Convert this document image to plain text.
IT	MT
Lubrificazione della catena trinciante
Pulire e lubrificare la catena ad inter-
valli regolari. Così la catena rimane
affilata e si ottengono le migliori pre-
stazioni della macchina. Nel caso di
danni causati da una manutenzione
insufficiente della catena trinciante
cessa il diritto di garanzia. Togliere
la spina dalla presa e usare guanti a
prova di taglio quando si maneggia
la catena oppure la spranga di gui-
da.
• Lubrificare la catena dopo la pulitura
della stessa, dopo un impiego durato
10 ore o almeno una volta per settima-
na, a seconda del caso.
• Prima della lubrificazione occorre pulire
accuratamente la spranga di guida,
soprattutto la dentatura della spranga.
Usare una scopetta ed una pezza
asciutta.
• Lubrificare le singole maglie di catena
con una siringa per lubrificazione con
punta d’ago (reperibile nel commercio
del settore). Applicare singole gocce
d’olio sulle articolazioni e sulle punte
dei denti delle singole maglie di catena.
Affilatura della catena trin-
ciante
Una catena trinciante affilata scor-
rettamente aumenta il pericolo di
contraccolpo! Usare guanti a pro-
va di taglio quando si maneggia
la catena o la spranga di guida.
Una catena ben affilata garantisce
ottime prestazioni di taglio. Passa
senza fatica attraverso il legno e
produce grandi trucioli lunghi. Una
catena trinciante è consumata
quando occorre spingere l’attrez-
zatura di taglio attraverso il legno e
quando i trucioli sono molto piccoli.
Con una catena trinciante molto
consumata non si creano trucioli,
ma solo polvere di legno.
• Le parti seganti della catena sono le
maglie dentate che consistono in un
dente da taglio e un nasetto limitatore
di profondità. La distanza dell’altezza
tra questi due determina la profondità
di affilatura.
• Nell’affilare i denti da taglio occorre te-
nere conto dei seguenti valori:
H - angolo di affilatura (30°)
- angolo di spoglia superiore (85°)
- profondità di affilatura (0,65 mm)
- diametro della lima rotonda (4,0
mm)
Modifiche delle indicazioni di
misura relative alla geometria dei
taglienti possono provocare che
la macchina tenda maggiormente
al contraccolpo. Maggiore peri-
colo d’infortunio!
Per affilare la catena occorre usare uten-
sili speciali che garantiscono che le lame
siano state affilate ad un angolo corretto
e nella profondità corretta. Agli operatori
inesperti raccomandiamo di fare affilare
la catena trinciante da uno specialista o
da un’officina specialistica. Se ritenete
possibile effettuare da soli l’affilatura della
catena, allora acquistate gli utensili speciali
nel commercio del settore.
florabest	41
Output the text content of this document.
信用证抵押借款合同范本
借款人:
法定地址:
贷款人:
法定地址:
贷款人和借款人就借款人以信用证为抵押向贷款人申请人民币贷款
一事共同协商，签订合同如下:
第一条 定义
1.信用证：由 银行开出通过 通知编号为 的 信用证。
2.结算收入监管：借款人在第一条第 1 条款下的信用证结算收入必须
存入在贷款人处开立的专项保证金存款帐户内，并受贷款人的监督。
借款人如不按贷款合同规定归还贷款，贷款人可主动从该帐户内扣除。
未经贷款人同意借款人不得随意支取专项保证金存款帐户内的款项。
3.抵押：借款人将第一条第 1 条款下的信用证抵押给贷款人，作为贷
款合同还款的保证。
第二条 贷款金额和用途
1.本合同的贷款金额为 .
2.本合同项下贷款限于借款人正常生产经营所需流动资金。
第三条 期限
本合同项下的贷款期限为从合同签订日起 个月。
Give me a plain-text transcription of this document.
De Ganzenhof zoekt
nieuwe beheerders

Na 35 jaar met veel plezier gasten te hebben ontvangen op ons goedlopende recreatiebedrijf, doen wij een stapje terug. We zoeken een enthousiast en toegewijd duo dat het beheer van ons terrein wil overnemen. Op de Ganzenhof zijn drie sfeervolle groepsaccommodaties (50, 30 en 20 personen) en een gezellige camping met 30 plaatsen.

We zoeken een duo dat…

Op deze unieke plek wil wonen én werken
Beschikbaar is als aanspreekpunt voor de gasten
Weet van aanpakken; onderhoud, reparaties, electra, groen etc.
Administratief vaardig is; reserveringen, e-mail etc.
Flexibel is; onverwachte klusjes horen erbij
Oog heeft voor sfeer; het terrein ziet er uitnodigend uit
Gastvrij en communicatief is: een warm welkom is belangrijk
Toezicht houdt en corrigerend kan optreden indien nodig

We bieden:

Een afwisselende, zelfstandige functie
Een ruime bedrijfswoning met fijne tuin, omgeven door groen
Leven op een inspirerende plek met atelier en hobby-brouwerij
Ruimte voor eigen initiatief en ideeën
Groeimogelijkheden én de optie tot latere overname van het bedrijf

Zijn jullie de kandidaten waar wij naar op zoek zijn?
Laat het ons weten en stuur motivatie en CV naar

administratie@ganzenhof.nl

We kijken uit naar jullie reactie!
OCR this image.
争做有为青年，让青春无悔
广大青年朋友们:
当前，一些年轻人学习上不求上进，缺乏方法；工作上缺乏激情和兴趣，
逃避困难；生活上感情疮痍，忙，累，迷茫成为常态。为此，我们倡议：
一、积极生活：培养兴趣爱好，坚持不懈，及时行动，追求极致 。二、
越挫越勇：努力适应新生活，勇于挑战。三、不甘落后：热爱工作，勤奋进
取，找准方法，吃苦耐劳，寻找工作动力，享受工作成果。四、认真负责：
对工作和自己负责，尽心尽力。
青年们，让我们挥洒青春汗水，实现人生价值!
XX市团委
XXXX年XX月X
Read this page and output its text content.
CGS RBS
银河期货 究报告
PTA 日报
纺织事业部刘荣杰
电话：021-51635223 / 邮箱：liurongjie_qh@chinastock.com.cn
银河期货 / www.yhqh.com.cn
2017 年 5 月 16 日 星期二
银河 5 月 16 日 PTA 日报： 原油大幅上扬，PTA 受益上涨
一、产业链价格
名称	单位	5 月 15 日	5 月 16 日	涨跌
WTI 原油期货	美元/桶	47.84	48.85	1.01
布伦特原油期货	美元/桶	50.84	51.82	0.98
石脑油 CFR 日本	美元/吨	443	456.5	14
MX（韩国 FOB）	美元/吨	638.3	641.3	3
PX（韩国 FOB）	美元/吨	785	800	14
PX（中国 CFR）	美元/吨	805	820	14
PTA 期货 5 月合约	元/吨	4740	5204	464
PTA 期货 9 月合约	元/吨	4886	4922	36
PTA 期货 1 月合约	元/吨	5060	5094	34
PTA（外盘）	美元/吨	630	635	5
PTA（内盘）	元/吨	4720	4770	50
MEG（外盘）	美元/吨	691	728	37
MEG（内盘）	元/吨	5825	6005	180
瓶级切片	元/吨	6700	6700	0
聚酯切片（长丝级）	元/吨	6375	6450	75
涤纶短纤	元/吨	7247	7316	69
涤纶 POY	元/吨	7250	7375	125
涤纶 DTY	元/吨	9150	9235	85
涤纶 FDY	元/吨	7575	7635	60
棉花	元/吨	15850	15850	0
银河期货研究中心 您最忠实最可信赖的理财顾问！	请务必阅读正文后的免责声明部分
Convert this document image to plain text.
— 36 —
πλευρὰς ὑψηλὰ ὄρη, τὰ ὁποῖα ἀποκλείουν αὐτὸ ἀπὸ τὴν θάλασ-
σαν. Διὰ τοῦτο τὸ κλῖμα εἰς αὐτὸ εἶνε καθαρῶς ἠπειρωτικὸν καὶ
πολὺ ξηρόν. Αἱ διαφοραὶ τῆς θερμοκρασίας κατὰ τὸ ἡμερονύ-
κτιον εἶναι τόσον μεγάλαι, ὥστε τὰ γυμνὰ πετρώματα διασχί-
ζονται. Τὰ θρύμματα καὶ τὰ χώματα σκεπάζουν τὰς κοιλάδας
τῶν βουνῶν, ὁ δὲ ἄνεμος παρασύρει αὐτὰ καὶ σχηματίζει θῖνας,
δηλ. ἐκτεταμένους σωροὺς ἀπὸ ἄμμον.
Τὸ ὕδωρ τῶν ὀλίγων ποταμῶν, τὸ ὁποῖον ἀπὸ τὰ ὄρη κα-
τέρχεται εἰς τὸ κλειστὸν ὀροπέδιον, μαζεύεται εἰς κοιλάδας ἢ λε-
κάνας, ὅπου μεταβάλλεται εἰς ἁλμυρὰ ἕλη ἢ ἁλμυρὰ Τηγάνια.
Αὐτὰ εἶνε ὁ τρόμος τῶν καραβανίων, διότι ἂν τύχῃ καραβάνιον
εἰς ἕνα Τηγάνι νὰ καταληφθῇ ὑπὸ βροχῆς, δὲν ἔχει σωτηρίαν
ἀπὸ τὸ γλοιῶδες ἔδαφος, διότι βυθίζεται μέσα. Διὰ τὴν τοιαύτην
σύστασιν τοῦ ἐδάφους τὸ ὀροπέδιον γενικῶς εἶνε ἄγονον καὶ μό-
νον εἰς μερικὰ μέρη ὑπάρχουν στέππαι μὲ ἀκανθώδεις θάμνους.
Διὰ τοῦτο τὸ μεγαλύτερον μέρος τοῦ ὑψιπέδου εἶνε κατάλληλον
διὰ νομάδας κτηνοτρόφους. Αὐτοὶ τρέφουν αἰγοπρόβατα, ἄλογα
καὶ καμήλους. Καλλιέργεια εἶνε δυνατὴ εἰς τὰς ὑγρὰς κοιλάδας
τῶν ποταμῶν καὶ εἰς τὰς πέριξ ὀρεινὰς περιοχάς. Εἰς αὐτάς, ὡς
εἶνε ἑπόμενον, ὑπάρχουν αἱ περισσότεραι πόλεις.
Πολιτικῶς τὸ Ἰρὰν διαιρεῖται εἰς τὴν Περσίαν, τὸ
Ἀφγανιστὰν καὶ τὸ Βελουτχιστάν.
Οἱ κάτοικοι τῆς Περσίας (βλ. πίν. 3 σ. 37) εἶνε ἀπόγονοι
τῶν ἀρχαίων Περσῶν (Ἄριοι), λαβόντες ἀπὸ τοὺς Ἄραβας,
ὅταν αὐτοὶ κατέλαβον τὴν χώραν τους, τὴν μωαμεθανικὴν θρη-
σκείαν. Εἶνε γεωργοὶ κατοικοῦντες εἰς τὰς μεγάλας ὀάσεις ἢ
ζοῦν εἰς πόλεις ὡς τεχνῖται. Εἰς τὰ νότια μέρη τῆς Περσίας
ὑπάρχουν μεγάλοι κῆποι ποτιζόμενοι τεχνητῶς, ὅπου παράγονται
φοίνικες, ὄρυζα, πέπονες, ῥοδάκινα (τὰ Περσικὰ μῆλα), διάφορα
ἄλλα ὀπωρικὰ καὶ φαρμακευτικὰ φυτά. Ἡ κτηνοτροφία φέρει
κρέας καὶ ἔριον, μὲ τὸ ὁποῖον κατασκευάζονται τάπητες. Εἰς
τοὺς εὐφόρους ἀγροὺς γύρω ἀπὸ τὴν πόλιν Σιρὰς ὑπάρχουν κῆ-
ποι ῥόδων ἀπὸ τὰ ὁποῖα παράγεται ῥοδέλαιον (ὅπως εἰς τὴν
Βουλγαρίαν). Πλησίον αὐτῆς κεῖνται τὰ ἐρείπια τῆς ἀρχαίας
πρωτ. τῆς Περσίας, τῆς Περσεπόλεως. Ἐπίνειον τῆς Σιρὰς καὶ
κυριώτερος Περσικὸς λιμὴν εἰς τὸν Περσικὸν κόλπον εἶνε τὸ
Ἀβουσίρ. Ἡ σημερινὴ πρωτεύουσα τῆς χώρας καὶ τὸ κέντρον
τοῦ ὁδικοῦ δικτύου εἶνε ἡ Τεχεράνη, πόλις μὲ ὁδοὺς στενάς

————

▶ [Direction]:
Select every line in the records above that contains the word "text".

▶ [Solution for this task]:
Convert this document image to plain text.
Output the text content of this document.
Give me a plain-text transcription of this document.
Read this page and output its text content.
Convert this document image to plain text.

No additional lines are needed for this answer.